▸ RECORDS FOR THE TASK:
───
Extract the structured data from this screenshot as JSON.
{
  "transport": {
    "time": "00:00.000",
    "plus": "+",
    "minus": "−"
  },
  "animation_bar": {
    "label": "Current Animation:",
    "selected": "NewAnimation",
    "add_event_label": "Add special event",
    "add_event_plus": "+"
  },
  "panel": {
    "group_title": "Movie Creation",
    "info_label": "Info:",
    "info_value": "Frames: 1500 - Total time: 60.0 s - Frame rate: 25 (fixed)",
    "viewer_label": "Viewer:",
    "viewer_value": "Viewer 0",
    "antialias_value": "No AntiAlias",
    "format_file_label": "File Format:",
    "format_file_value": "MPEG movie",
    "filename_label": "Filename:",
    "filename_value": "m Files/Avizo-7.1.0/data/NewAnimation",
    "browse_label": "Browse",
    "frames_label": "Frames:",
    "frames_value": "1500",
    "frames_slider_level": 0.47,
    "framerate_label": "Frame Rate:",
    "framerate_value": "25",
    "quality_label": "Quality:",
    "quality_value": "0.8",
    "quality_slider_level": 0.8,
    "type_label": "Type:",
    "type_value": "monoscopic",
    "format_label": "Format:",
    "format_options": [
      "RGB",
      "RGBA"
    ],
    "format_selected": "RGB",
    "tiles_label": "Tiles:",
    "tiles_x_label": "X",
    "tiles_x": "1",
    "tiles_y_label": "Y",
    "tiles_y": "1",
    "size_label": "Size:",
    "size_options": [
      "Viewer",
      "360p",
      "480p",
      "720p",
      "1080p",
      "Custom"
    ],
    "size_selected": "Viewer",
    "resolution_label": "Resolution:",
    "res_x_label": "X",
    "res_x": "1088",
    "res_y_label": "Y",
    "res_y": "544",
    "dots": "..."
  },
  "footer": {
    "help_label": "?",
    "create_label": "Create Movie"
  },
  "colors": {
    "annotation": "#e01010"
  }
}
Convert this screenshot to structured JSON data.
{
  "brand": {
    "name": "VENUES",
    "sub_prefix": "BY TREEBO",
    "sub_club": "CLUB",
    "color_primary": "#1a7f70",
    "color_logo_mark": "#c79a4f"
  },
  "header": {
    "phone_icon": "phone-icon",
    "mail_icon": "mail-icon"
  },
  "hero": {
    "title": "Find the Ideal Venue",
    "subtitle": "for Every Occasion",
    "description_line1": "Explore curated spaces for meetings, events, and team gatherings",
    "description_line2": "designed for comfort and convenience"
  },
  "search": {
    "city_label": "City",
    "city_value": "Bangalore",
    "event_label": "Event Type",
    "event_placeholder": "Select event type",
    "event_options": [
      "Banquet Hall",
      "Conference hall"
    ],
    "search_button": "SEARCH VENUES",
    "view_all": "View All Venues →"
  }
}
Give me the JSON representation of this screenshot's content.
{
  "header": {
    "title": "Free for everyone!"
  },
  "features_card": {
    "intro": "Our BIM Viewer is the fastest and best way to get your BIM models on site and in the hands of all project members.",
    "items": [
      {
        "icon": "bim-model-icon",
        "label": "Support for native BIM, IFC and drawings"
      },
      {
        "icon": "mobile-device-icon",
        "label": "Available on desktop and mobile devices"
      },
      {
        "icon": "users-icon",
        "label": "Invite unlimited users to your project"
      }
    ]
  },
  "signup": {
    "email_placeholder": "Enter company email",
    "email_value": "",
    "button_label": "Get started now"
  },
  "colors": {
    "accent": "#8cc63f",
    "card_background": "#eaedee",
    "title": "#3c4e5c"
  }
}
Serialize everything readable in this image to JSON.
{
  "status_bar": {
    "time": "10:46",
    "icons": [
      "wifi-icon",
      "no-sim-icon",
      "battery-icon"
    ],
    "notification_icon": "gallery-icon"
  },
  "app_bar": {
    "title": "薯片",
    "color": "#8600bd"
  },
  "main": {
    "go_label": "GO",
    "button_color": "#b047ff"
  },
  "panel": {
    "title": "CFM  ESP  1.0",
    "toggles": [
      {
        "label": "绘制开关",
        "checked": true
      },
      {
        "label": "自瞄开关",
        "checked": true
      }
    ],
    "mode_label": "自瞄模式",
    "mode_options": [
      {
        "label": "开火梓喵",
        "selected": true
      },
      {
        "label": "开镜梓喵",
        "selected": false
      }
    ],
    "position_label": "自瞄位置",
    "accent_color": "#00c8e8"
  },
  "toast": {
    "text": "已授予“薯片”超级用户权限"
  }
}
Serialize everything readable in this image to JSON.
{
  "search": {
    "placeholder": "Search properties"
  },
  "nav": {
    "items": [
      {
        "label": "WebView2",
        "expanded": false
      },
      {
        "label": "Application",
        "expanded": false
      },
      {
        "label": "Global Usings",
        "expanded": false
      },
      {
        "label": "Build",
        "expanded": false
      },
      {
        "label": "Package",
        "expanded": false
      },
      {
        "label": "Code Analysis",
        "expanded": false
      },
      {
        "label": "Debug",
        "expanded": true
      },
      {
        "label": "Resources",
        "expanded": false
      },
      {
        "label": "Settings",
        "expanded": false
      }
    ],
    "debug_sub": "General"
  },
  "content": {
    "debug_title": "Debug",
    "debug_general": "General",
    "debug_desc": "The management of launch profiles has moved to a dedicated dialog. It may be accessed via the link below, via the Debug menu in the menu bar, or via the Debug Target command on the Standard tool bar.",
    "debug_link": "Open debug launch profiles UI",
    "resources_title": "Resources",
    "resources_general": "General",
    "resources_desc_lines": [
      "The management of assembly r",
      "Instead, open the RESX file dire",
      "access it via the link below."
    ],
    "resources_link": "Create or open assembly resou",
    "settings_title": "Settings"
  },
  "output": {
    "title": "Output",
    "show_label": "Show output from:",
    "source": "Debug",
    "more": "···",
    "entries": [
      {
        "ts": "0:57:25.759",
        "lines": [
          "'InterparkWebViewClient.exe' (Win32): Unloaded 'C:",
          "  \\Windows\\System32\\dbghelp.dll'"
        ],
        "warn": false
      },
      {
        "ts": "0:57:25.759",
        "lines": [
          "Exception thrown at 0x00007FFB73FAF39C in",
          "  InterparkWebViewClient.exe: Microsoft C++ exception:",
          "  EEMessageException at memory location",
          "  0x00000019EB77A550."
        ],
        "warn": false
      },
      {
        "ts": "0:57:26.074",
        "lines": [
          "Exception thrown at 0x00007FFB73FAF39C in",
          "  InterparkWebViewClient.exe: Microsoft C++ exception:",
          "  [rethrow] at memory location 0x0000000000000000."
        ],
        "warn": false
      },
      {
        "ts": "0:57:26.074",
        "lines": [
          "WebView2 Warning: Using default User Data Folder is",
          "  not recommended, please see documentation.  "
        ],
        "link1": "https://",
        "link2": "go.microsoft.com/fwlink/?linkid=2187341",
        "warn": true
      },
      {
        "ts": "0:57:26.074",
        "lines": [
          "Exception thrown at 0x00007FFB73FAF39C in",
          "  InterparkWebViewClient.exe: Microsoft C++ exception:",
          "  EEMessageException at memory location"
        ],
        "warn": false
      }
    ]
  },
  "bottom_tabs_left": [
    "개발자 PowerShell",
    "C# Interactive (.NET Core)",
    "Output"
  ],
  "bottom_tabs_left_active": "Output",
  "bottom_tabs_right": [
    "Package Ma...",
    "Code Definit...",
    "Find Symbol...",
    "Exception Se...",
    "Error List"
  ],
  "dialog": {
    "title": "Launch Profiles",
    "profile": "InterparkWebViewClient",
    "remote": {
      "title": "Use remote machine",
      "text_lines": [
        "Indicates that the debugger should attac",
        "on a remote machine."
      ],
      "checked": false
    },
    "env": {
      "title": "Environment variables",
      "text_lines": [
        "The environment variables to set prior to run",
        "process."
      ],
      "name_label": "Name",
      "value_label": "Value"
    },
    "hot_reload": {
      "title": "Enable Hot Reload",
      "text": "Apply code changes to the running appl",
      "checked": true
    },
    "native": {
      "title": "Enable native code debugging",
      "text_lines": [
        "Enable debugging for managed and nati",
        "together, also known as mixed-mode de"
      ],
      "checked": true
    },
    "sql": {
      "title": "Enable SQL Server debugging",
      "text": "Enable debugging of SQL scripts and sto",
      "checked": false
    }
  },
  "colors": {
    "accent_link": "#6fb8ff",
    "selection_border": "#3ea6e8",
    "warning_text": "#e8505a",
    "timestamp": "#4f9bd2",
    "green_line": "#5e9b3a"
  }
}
───
▸ YOUR TASK:
Pick out the lines that include the word "this" and write them out.

▸ EXPECTED ANSWER:
Extract the structured data from this screenshot as JSON.
Convert this screenshot to structured JSON data.
Give me the JSON representation of this screenshot's content.
Serialize everything readable in this image to JSON.
Serialize everything readable in this image to JSON.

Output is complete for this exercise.